>>>>>

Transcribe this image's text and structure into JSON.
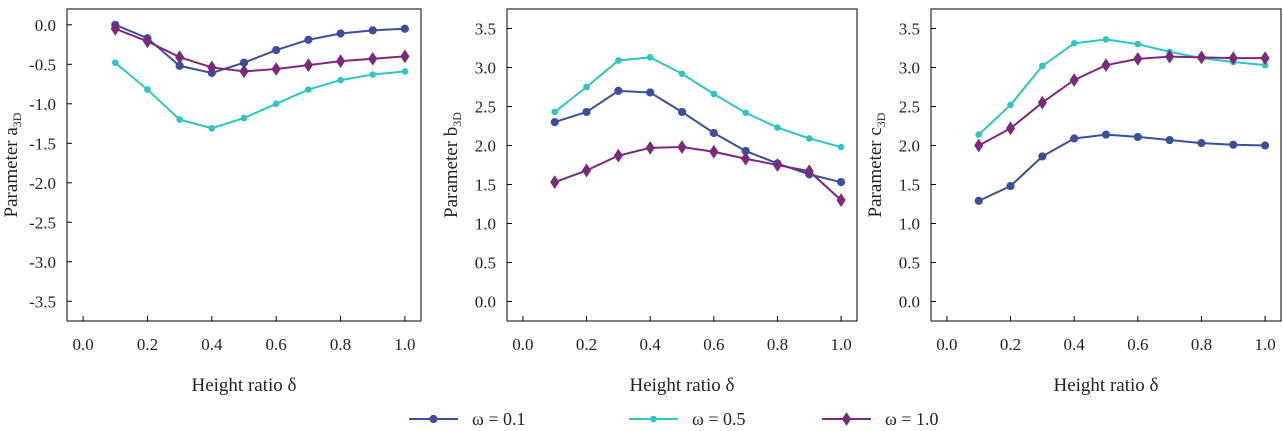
{
  "chart_data": [
    {
      "type": "line",
      "xlabel": "Height ratio δ",
      "ylabel": "Parameter a",
      "ylabel_sub": "3D",
      "xlim": [
        -0.05,
        1.05
      ],
      "ylim": [
        -3.75,
        0.2
      ],
      "xticks": [
        "0.0",
        "0.2",
        "0.4",
        "0.6",
        "0.8",
        "1.0"
      ],
      "yticks": [
        "0.0",
        "-0.5",
        "-1.0",
        "-1.5",
        "-2.0",
        "-2.5",
        "-3.0",
        "-3.5"
      ],
      "x": [
        0.1,
        0.2,
        0.3,
        0.4,
        0.5,
        0.6,
        0.7,
        0.8,
        0.9,
        1.0
      ],
      "series": [
        {
          "name": "ω = 0.1",
          "values": [
            0.0,
            -0.17,
            -0.52,
            -0.61,
            -0.48,
            -0.32,
            -0.19,
            -0.11,
            -0.07,
            -0.05
          ]
        },
        {
          "name": "ω = 0.5",
          "values": [
            -0.48,
            -0.82,
            -1.2,
            -1.31,
            -1.18,
            -1.0,
            -0.82,
            -0.7,
            -0.63,
            -0.59
          ]
        },
        {
          "name": "ω = 1.0",
          "values": [
            -0.05,
            -0.21,
            -0.41,
            -0.54,
            -0.59,
            -0.56,
            -0.51,
            -0.46,
            -0.43,
            -0.4
          ]
        }
      ]
    },
    {
      "type": "line",
      "xlabel": "Height ratio δ",
      "ylabel": "Parameter b",
      "ylabel_sub": "3D",
      "xlim": [
        -0.05,
        1.05
      ],
      "ylim": [
        -0.25,
        3.75
      ],
      "xticks": [
        "0.0",
        "0.2",
        "0.4",
        "0.6",
        "0.8",
        "1.0"
      ],
      "yticks": [
        "0.0",
        "0.5",
        "1.0",
        "1.5",
        "2.0",
        "2.5",
        "3.0",
        "3.5"
      ],
      "x": [
        0.1,
        0.2,
        0.3,
        0.4,
        0.5,
        0.6,
        0.7,
        0.8,
        0.9,
        1.0
      ],
      "series": [
        {
          "name": "ω = 0.1",
          "values": [
            2.3,
            2.43,
            2.7,
            2.68,
            2.43,
            2.16,
            1.93,
            1.77,
            1.63,
            1.53
          ]
        },
        {
          "name": "ω = 0.5",
          "values": [
            2.43,
            2.75,
            3.09,
            3.13,
            2.92,
            2.66,
            2.42,
            2.23,
            2.09,
            1.98
          ]
        },
        {
          "name": "ω = 1.0",
          "values": [
            1.53,
            1.68,
            1.87,
            1.97,
            1.98,
            1.92,
            1.83,
            1.75,
            1.67,
            1.3
          ]
        }
      ]
    },
    {
      "type": "line",
      "xlabel": "Height ratio δ",
      "ylabel": "Parameter c",
      "ylabel_sub": "3D",
      "xlim": [
        -0.05,
        1.05
      ],
      "ylim": [
        -0.25,
        3.75
      ],
      "xticks": [
        "0.0",
        "0.2",
        "0.4",
        "0.6",
        "0.8",
        "1.0"
      ],
      "yticks": [
        "0.0",
        "0.5",
        "1.0",
        "1.5",
        "2.0",
        "2.5",
        "3.0",
        "3.5"
      ],
      "x": [
        0.1,
        0.2,
        0.3,
        0.4,
        0.5,
        0.6,
        0.7,
        0.8,
        0.9,
        1.0
      ],
      "series": [
        {
          "name": "ω = 0.1",
          "values": [
            1.29,
            1.48,
            1.86,
            2.09,
            2.14,
            2.11,
            2.07,
            2.03,
            2.01,
            2.0
          ]
        },
        {
          "name": "ω = 0.5",
          "values": [
            2.14,
            2.52,
            3.02,
            3.31,
            3.36,
            3.3,
            3.2,
            3.12,
            3.07,
            3.03
          ]
        },
        {
          "name": "ω = 1.0",
          "values": [
            2.0,
            2.22,
            2.55,
            2.84,
            3.03,
            3.11,
            3.14,
            3.13,
            3.12,
            3.12
          ]
        }
      ]
    }
  ],
  "legend": {
    "placement": "bottom-center",
    "items": [
      {
        "label": "ω = 0.1",
        "color": "#3a4f9a",
        "marker": "circle"
      },
      {
        "label": "ω = 0.5",
        "color": "#2ec4c4",
        "marker": "small-circle"
      },
      {
        "label": "ω = 1.0",
        "color": "#7b2a7b",
        "marker": "diamond"
      }
    ]
  },
  "grid": false
}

<<<<<

Pick out and copy the lines of the material that include the word "marker".

        "marker": "circle"
        "marker": "small-circle"
        "marker": "diamond"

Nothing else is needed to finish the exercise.